Required work :: All of the material below is to be repeated exactly.

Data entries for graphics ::
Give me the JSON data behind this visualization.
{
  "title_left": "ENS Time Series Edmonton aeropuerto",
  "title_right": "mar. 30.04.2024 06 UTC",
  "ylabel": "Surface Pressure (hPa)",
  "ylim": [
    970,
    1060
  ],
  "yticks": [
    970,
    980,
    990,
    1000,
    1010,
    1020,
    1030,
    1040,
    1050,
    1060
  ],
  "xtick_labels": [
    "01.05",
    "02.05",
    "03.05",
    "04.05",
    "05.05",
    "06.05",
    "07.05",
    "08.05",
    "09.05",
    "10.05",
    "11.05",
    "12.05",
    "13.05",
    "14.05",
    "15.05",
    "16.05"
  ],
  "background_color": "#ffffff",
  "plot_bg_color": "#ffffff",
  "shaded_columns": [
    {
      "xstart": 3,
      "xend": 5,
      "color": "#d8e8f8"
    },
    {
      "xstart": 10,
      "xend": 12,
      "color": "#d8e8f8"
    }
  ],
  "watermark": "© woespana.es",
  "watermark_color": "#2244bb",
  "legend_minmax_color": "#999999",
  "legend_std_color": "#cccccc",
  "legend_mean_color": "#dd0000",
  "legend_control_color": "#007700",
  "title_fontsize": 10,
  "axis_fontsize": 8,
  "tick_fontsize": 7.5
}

Exercise answer ::
Give me the JSON data behind this visualization.
{
  "title_left": "ENS Time Series Edmonton aeropuerto",
  "title_right": "mar. 30.04.2024 06 UTC",
  "ylabel": "Surface Pressure (hPa)",
  "ylim": [
    970,
    1060
  ],
  "yticks": [
    970,
    980,
    990,
    1000,
    1010,
    1020,
    1030,
    1040,
    1050,
    1060
  ],
  "xtick_labels": [
    "01.05",
    "02.05",
    "03.05",
    "04.05",
    "05.05",
    "06.05",
    "07.05",
    "08.05",
    "09.05",
    "10.05",
    "11.05",
    "12.05",
    "13.05",
    "14.05",
    "15.05",
    "16.05"
  ],
  "background_color": "#ffffff",
  "plot_bg_color": "#ffffff",
  "shaded_columns": [
    {
      "xstart": 3,
      "xend": 5,
      "color": "#d8e8f8"
    },
    {
      "xstart": 10,
      "xend": 12,
      "color": "#d8e8f8"
    }
  ],
  "watermark": "© woespana.es",
  "watermark_color": "#2244bb",
  "legend_minmax_color": "#999999",
  "legend_std_color": "#cccccc",
  "legend_mean_color": "#dd0000",
  "legend_control_color": "#007700",
  "title_fontsize": 10,
  "axis_fontsize": 8,
  "tick_fontsize": 7.5
}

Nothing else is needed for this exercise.